Can you transcribe everything in the records below from the start down to the line that contains "bullet-text: Projected 6%", both ends included, and nothing else?

Entries from a dataset:
━━━━━━━━━━━━━━━━

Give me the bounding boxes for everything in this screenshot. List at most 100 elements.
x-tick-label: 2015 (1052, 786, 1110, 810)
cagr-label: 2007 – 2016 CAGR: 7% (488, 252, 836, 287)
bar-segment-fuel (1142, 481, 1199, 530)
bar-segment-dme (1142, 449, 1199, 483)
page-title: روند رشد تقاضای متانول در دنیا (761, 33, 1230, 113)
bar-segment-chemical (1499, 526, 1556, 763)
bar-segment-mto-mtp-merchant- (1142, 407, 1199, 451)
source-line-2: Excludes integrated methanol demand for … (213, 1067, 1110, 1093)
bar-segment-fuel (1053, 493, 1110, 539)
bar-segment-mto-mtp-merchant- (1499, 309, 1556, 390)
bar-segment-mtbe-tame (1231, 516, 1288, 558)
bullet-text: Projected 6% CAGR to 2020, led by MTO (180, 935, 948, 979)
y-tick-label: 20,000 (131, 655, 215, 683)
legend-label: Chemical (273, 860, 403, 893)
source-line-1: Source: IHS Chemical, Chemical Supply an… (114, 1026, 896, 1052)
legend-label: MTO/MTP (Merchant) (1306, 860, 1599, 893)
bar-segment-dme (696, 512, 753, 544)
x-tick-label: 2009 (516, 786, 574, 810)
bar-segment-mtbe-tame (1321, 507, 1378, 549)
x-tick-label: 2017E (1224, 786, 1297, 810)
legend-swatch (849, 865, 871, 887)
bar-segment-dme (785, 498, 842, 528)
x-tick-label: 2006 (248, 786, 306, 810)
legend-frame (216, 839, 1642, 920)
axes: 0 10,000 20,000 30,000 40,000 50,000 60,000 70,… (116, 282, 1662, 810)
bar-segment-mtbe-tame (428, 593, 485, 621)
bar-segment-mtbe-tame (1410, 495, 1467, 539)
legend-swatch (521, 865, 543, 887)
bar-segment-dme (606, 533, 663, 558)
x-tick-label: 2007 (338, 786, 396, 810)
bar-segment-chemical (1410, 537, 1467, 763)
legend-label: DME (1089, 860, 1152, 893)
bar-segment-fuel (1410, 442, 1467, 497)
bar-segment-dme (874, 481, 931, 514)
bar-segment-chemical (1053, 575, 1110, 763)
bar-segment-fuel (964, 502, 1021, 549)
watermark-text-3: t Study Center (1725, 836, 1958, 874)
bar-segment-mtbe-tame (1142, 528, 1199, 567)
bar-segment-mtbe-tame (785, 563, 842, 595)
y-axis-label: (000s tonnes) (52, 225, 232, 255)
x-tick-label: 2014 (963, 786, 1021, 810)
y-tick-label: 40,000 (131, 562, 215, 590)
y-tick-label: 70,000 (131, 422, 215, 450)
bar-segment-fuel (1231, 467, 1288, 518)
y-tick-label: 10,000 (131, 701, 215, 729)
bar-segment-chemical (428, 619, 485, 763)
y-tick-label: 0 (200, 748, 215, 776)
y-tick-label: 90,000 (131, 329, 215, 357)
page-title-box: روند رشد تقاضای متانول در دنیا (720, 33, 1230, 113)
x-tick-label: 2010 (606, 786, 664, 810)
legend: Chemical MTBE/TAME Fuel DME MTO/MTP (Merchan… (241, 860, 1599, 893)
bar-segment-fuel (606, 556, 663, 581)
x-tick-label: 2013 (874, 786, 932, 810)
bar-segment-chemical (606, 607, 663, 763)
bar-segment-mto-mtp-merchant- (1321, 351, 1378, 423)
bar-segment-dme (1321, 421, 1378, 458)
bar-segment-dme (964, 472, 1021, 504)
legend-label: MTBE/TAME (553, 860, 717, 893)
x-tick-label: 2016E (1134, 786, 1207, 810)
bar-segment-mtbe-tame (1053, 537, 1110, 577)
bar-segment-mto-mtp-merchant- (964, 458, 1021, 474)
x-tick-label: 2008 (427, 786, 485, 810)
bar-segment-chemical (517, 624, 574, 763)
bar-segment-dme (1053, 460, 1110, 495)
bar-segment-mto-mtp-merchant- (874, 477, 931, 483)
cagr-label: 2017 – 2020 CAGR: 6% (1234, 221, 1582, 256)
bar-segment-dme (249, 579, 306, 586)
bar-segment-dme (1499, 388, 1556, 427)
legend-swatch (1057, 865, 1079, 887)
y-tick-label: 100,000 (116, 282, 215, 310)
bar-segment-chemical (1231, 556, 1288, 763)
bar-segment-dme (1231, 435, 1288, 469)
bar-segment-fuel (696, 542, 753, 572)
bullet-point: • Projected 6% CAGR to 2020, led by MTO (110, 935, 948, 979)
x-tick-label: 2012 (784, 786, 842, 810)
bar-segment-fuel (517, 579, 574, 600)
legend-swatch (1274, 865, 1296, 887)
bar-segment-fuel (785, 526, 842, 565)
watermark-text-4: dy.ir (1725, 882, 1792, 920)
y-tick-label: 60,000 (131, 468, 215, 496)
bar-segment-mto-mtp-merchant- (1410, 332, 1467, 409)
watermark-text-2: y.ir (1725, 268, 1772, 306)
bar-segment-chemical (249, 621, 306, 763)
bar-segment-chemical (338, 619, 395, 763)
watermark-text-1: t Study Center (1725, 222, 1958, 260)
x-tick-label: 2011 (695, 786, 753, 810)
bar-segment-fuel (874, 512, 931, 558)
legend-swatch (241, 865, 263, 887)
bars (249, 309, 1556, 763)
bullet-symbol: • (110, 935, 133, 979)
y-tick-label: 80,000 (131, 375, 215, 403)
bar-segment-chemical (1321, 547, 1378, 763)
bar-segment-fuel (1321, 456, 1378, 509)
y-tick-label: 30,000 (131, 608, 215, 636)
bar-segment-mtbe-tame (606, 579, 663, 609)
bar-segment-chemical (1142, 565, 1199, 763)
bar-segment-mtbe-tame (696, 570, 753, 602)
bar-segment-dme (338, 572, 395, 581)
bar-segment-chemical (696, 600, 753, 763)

━━━━━━━━━━━━━━━━

• _The response_:
Give me the bounding boxes for everything in this screenshot. List at most 100 elements.
x-tick-label: 2015 (1052, 786, 1110, 810)
cagr-label: 2007 – 2016 CAGR: 7% (488, 252, 836, 287)
bar-segment-fuel (1142, 481, 1199, 530)
bar-segment-dme (1142, 449, 1199, 483)
page-title: روند رشد تقاضای متانول در دنیا (761, 33, 1230, 113)
bar-segment-chemical (1499, 526, 1556, 763)
bar-segment-mto-mtp-merchant- (1142, 407, 1199, 451)
source-line-2: Excludes integrated methanol demand for … (213, 1067, 1110, 1093)
bar-segment-fuel (1053, 493, 1110, 539)
bar-segment-mto-mtp-merchant- (1499, 309, 1556, 390)
bar-segment-mtbe-tame (1231, 516, 1288, 558)
bullet-text: Projected 6% CAGR to 2020, led by MTO (180, 935, 948, 979)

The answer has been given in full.